** start SUPPLIED RECORDS **

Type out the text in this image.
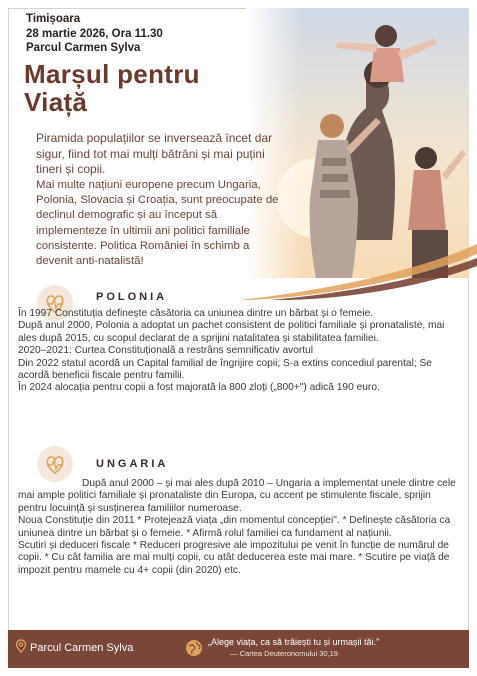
Timișoara
28 martie 2026, Ora 11.30
Parcul Carmen Sylva
Marșul pentru
Viață

Piramida populațiilor se inversează încet dar sigur, fiind tot mai mulți bătrâni și mai puțini tineri și copii.

Mai multe națiuni europene precum Ungaria, Polonia, Slovacia și Croația, sunt preocupate de declinul demografic și au început să implementeze în ultimii ani politici familiale consistente. Politica României în schimb a devenit anti-natalistă!

POLONIA

În 1997 Constituția definește căsătoria ca uniunea dintre un bărbat și o femeie.

După anul 2000, Polonia a adoptat un pachet consistent de politici familiale și pronataliste, mai ales după 2015, cu scopul declarat de a sprijini natalitatea și stabilitatea familiei.

2020–2021: Curtea Constituțională a restrâns semnificativ avortul

Din 2022 statul acordă un Capital familial de îngrijire copii; S-a extins concediul parental; Se acordă beneficii fiscale pentru familii.

În 2024 alocația pentru copii a fost majorată la 800 zloți („800+") adică 190 euro.

UNGARIA

După anul 2000 – și mai ales după 2010 – Ungaria a implementat unele dintre cele mai ample politici familiale și pronataliste din Europa, cu accent pe stimulente fiscale, sprijin pentru locuință și susținerea familiilor numeroase.

Noua Constituție din 2011 * Protejează viața „din momentul concepției". * Definește căsătoria ca uniunea dintre un bărbat și o femeie. * Afirmă rolul familiei ca fundament al națiunii.

Scutiri și deduceri fiscale * Reduceri progresive ale impozitului pe venit în funcție de numărul de copii. * Cu cât familia are mai mulți copii, cu atât deducerea este mai mare. * Scutire pe viață de impozit pentru mamele cu 4+ copii (din 2020) etc.

Parcul Carmen Sylva	„Alege viața, ca să trăiești tu și urmașii tăi."
— Cartea Deuteronomului 30,19
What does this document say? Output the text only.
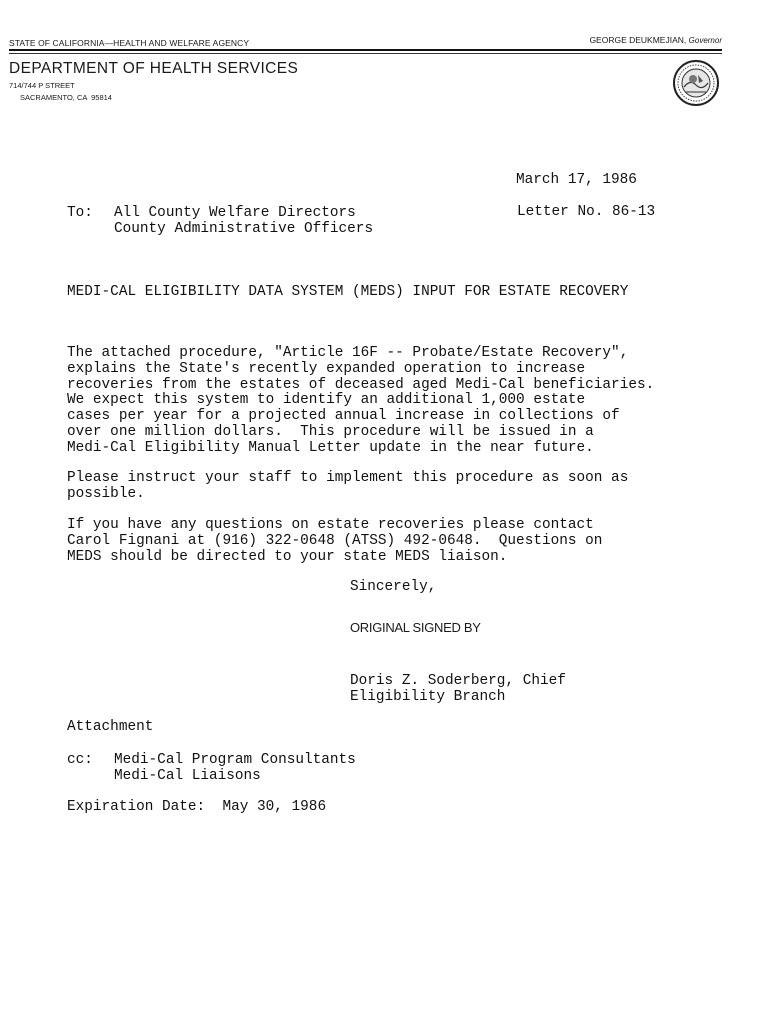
STATE OF CALIFORNIA—HEALTH AND WELFARE AGENCY	GEORGE DEUKMEJIAN, Governor
DEPARTMENT OF HEALTH SERVICES
714/744 P STREET
SACRAMENTO, CA  95814
March 17, 1986
Letter No. 86-13
To: All County Welfare Directors
County Administrative Officers
MEDI-CAL ELIGIBILITY DATA SYSTEM (MEDS) INPUT FOR ESTATE RECOVERY
The attached procedure, "Article 16F -- Probate/Estate Recovery",
explains the State's recently expanded operation to increase
recoveries from the estates of deceased aged Medi-Cal beneficiaries.
We expect this system to identify an additional 1,000 estate
cases per year for a projected annual increase in collections of
over one million dollars.  This procedure will be issued in a
Medi-Cal Eligibility Manual Letter update in the near future.
Please instruct your staff to implement this procedure as soon as
possible.
If you have any questions on estate recoveries please contact
Carol Fignani at (916) 322-0648 (ATSS) 492-0648.  Questions on
MEDS should be directed to your state MEDS liaison.
Sincerely,
ORIGINAL SIGNED BY
Doris Z. Soderberg, Chief
Eligibility Branch
Attachment
cc: Medi-Cal Program Consultants
Medi-Cal Liaisons
Expiration Date:  May 30, 1986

** end SUPPLIED RECORDS **

WHAT YOU NEED TO DO:
Each line that holds the word "ales" should be extracted from the records.

THE RESULT:
După anul 2000, Polonia a adoptat un pachet consistent de politici familiale și pronataliste, mai ales după 2015, cu scopul declarat de a sprijini natalitatea și stabilitatea familiei.
După anul 2000 – și mai ales după 2010 – Ungaria a implementat unele dintre cele mai ample politici familiale și pronataliste din Europa, cu accent pe stimulente fiscale, sprijin pentru locuință și susținerea familiilor numeroase.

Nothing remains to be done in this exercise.